## WRITTEN TASK
Gather all lines in the entries that include the word "name".

## GIVEN DATA

########################################

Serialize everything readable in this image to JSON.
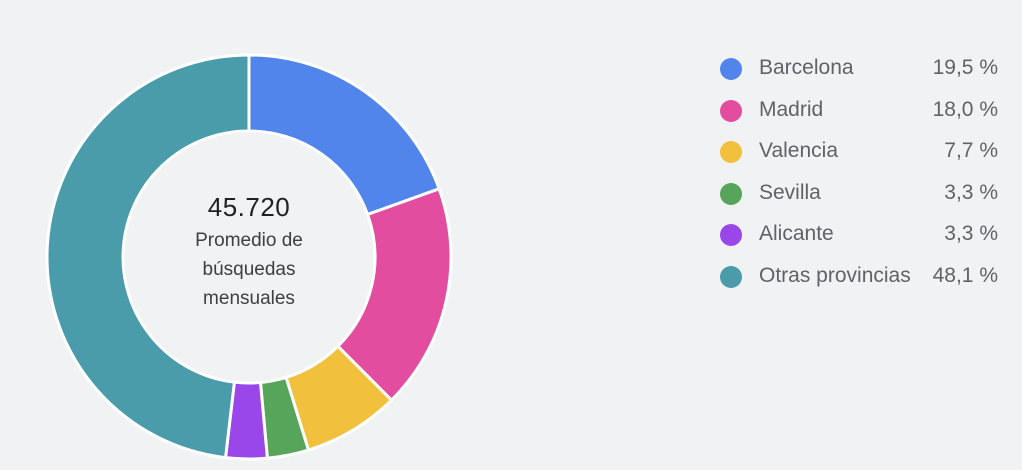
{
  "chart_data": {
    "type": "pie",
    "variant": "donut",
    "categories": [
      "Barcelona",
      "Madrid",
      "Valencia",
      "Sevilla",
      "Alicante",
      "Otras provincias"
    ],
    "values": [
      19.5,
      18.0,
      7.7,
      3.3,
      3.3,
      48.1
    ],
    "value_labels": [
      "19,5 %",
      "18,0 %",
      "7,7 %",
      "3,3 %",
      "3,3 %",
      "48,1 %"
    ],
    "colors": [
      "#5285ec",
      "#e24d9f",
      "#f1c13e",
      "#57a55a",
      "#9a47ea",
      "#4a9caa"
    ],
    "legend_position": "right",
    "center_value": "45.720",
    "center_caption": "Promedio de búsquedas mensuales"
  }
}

########################################

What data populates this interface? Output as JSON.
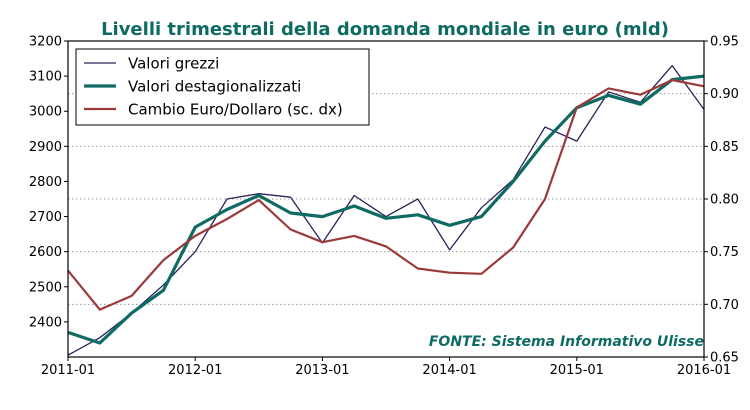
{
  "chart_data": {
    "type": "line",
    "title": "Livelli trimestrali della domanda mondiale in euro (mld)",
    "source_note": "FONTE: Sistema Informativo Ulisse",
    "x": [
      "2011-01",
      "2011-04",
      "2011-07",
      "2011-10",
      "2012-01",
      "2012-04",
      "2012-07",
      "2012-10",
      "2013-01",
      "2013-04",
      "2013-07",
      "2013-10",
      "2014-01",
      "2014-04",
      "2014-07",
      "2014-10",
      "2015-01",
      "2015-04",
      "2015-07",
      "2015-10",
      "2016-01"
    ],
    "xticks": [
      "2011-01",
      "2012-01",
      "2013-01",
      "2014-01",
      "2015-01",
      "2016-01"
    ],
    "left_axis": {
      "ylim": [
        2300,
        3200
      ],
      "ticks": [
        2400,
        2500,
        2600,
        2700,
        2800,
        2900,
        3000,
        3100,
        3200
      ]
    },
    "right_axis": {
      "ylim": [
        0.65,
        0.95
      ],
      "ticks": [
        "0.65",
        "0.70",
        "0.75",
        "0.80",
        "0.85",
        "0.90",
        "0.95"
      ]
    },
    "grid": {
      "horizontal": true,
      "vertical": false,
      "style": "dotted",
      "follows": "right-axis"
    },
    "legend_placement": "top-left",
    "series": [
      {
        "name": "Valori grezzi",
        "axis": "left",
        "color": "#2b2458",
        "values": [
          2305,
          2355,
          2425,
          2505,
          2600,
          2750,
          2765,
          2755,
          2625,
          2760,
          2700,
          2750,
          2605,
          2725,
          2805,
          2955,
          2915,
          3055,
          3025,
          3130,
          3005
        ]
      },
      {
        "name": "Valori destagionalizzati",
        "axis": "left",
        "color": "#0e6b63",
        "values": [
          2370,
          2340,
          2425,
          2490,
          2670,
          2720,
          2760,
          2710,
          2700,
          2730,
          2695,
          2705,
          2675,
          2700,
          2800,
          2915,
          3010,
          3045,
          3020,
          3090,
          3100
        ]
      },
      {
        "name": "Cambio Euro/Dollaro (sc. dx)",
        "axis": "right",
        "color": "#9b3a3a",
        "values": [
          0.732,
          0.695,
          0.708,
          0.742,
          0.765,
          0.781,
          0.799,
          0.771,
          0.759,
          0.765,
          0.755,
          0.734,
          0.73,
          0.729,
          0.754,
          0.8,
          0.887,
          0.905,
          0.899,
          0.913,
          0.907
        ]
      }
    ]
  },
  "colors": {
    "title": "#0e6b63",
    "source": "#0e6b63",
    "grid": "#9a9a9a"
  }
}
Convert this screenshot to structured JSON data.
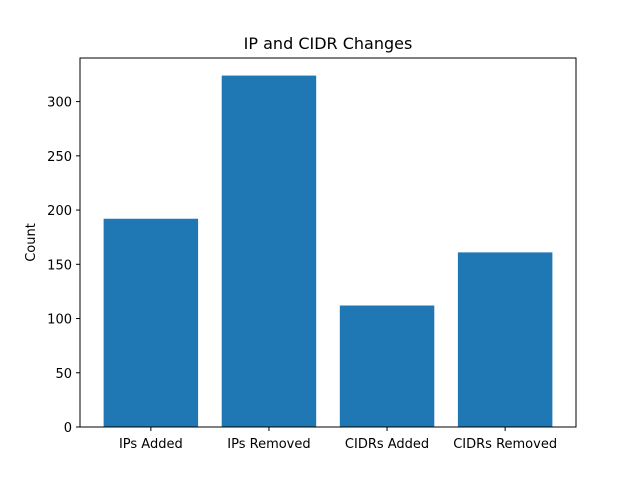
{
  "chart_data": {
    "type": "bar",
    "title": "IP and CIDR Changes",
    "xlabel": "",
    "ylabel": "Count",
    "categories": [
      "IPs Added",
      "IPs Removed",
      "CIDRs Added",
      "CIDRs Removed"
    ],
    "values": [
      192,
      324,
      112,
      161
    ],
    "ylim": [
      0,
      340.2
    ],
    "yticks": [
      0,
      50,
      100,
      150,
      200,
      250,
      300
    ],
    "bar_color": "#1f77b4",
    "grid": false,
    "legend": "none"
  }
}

########################################

## COMPLETE OUTPUT
        "name": "Valori grezzi",
        "name": "Valori destagionalizzati",
        "name": "Cambio Euro/Dollaro (sc. dx)",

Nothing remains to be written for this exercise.